## WHAT IS ASKED:
Scan the lines below for the string "frac" and copy every one that has it.

## DATA SHOWN:
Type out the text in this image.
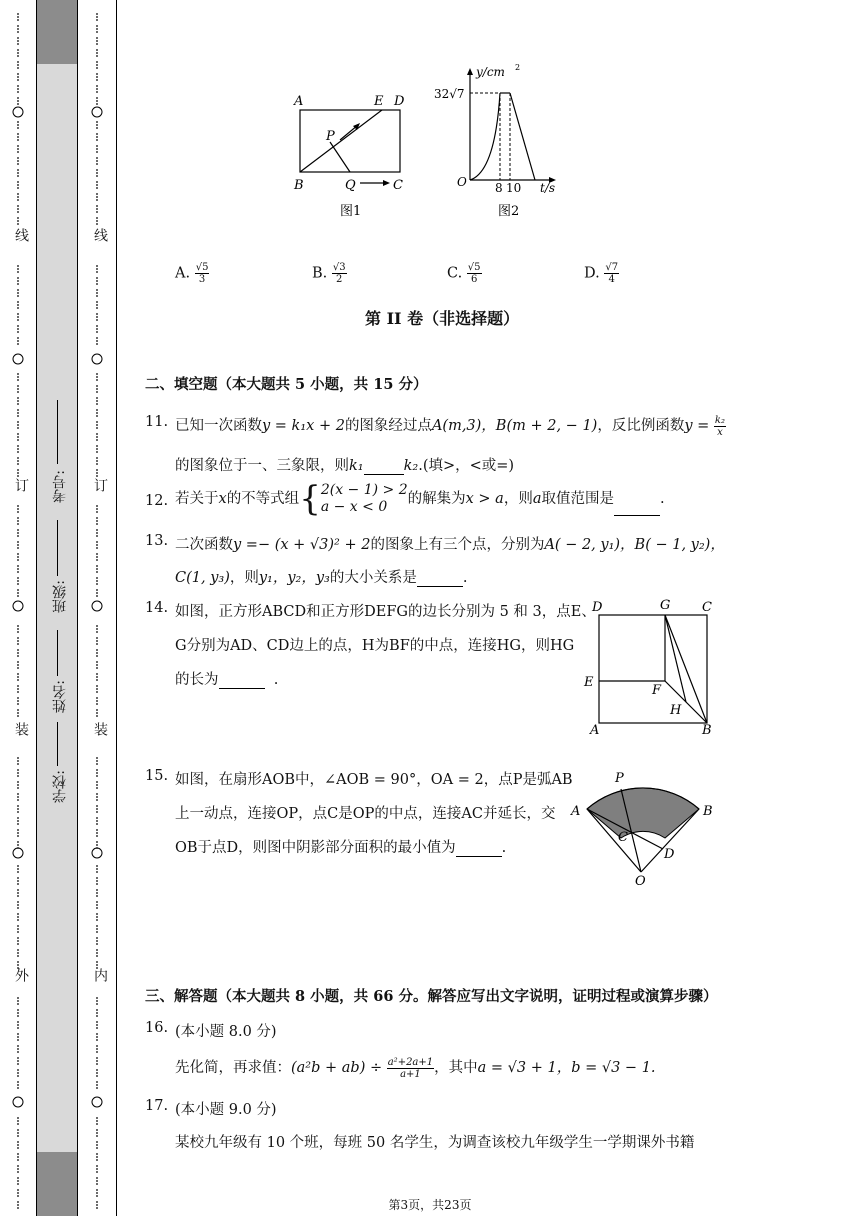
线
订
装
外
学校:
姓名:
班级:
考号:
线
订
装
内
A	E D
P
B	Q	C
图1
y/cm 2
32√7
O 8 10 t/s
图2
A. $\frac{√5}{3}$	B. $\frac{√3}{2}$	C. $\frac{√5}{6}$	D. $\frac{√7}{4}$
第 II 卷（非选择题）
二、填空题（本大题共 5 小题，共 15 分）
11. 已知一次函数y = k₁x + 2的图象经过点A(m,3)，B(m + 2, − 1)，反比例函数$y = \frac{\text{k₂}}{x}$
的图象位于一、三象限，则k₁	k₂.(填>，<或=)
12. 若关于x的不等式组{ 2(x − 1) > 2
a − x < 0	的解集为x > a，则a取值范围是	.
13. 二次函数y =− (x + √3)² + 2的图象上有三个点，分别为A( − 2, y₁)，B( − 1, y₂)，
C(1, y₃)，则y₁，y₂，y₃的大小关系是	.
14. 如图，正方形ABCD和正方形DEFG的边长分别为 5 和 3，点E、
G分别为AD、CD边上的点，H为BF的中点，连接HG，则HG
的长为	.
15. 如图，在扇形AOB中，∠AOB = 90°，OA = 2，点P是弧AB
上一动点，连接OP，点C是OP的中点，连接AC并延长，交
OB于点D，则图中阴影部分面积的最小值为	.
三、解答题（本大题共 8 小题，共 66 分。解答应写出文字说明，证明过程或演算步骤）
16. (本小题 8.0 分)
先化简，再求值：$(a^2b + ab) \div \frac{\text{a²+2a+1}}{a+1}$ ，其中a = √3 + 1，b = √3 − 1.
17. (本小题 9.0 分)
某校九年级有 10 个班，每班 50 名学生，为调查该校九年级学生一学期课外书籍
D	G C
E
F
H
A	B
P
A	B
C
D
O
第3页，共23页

## COMPLETE RESPONSE:
A. $\frac{√5}{3}$	B. $\frac{√3}{2}$	C. $\frac{√5}{6}$	D. $\frac{√7}{4}$
11. 已知一次函数y = k₁x + 2的图象经过点A(m,3)，B(m + 2, − 1)，反比例函数$y = \frac{\text{k₂}}{x}$
先化简，再求值：$(a^2b + ab) \div \frac{\text{a²+2a+1}}{a+1}$ ，其中a = √3 + 1，b = √3 − 1.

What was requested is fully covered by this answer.